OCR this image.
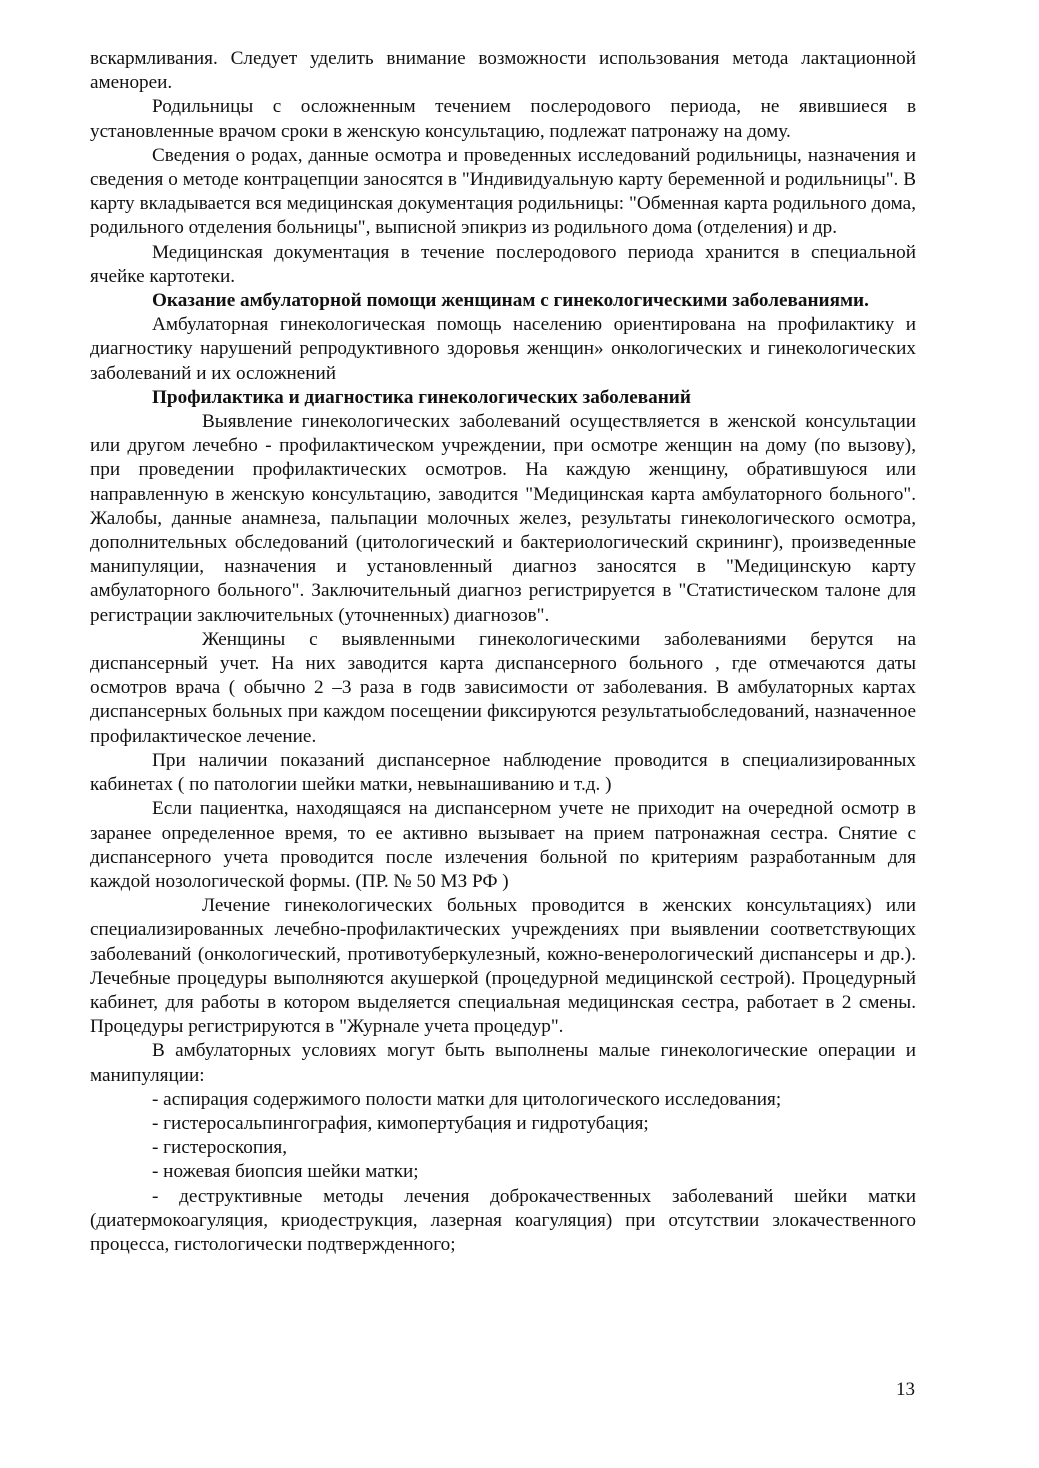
вскармливания. Следует уделить внимание возможности использования метода лактационной аменореи.

Родильницы с осложненным течением послеродового периода, не явившиеся в установленные врачом сроки в женскую консультацию, подлежат патронажу на дому.

Сведения о родах, данные осмотра и проведенных исследований родильницы, назначения и сведения о методе контрацепции заносятся в "Индивидуальную карту беременной и родильницы". В карту вкладывается вся медицинская документация родильницы: "Обменная карта родильного дома, родильного отделения больницы", выписной эпикриз из родильного дома (отделения) и др.

Медицинская документация в течение послеродового периода хранится в специальной ячейке картотеки.

Оказание амбулаторной помощи женщинам с гинекологическими заболеваниями.

Амбулаторная гинекологическая помощь населению ориентирована на профилактику и диагностику нарушений репродуктивного здоровья женщин» онкологических и гинекологических заболеваний и их осложнений

Профилактика и диагностика гинекологических заболеваний

Выявление гинекологических заболеваний осуществляется в женской консультации или другом лечебно - профилактическом учреждении, при осмотре женщин на дому (по вызову), при проведении профилактических осмотров. На каждую женщину, обратившуюся или направленную в женскую консультацию, заводится "Медицинская карта амбулаторного больного". Жалобы, данные анамнеза, пальпации молочных желез, результаты гинекологического осмотра, дополнительных обследований (цитологический и бактериологический скрининг), произведенные манипуляции, назначения и установленный диагноз заносятся в "Медицинскую карту амбулаторного больного". Заключительный диагноз регистрируется в "Статистическом талоне для регистрации заключительных (уточненных) диагнозов".

Женщины с выявленными гинекологическими заболеваниями берутся на диспансерный учет. На них заводится карта диспансерного больного , где отмечаются даты осмотров врача ( обычно 2 –3 раза в годв зависимости от заболевания. В амбулаторных картах диспансерных больных при каждом посещении фиксируются результатыобследований, назначенное профилактическое лечение.

При наличии показаний диспансерное наблюдение проводится в специализированных кабинетах ( по патологии шейки матки, невынашиванию и т.д. )

Если пациентка, находящаяся на диспансерном учете не приходит на очередной осмотр в заранее определенное время, то ее активно вызывает на прием патронажная сестра. Снятие с диспансерного учета проводится после излечения больной по критериям разработанным для каждой нозологической формы. (ПР. № 50 МЗ РФ )

Лечение гинекологических больных проводится в женских консультациях) или специализированных лечебно-профилактических учреждениях при выявлении соответствующих заболеваний (онкологический, противотуберкулезный, кожно-венерологический диспансеры и др.). Лечебные процедуры выполняются акушеркой (процедурной медицинской сестрой). Процедурный кабинет, для работы в котором выделяется специальная медицинская сестра, работает в 2 смены. Процедуры регистрируются в "Журнале учета процедур".

В амбулаторных условиях могут быть выполнены малые гинекологические операции и манипуляции:

- аспирация содержимого полости матки для цитологического исследования;

- гистеросальпингография, кимопертубация и гидротубация;

- гистероскопия,

- ножевая биопсия шейки матки;

- деструктивные методы лечения доброкачественных заболеваний шейки матки (диатермокоагуляция, криодеструкция, лазерная коагуляция) при отсутствии злокачественного процесса, гистологически подтвержденного;

13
+ + +
• TASK GOAL: Write out the listing above again, exactly, but with no pictures in the copy.

• FULL SOLUTION:
OCR this image.
вскармливания. Следует уделить внимание возможности использования метода лактационной аменореи.

Родильницы с осложненным течением послеродового периода, не явившиеся в установленные врачом сроки в женскую консультацию, подлежат патронажу на дому.

Сведения о родах, данные осмотра и проведенных исследований родильницы, назначения и сведения о методе контрацепции заносятся в "Индивидуальную карту беременной и родильницы". В карту вкладывается вся медицинская документация родильницы: "Обменная карта родильного дома, родильного отделения больницы", выписной эпикриз из родильного дома (отделения) и др.

Медицинская документация в течение послеродового периода хранится в специальной ячейке картотеки.

Оказание амбулаторной помощи женщинам с гинекологическими заболеваниями.

Амбулаторная гинекологическая помощь населению ориентирована на профилактику и диагностику нарушений репродуктивного здоровья женщин» онкологических и гинекологических заболеваний и их осложнений

Профилактика и диагностика гинекологических заболеваний

Выявление гинекологических заболеваний осуществляется в женской консультации или другом лечебно - профилактическом учреждении, при осмотре женщин на дому (по вызову), при проведении профилактических осмотров. На каждую женщину, обратившуюся или направленную в женскую консультацию, заводится "Медицинская карта амбулаторного больного". Жалобы, данные анамнеза, пальпации молочных желез, результаты гинекологического осмотра, дополнительных обследований (цитологический и бактериологический скрининг), произведенные манипуляции, назначения и установленный диагноз заносятся в "Медицинскую карту амбулаторного больного". Заключительный диагноз регистрируется в "Статистическом талоне для регистрации заключительных (уточненных) диагнозов".

Женщины с выявленными гинекологическими заболеваниями берутся на диспансерный учет. На них заводится карта диспансерного больного , где отмечаются даты осмотров врача ( обычно 2 –3 раза в годв зависимости от заболевания. В амбулаторных картах диспансерных больных при каждом посещении фиксируются результатыобследований, назначенное профилактическое лечение.

При наличии показаний диспансерное наблюдение проводится в специализированных кабинетах ( по патологии шейки матки, невынашиванию и т.д. )

Если пациентка, находящаяся на диспансерном учете не приходит на очередной осмотр в заранее определенное время, то ее активно вызывает на прием патронажная сестра. Снятие с диспансерного учета проводится после излечения больной по критериям разработанным для каждой нозологической формы. (ПР. № 50 МЗ РФ )

Лечение гинекологических больных проводится в женских консультациях) или специализированных лечебно-профилактических учреждениях при выявлении соответствующих заболеваний (онкологический, противотуберкулезный, кожно-венерологический диспансеры и др.). Лечебные процедуры выполняются акушеркой (процедурной медицинской сестрой). Процедурный кабинет, для работы в котором выделяется специальная медицинская сестра, работает в 2 смены. Процедуры регистрируются в "Журнале учета процедур".

В амбулаторных условиях могут быть выполнены малые гинекологические операции и манипуляции:

- аспирация содержимого полости матки для цитологического исследования;

- гистеросальпингография, кимопертубация и гидротубация;

- гистероскопия,

- ножевая биопсия шейки матки;

- деструктивные методы лечения доброкачественных заболеваний шейки матки (диатермокоагуляция, криодеструкция, лазерная коагуляция) при отсутствии злокачественного процесса, гистологически подтвержденного;

13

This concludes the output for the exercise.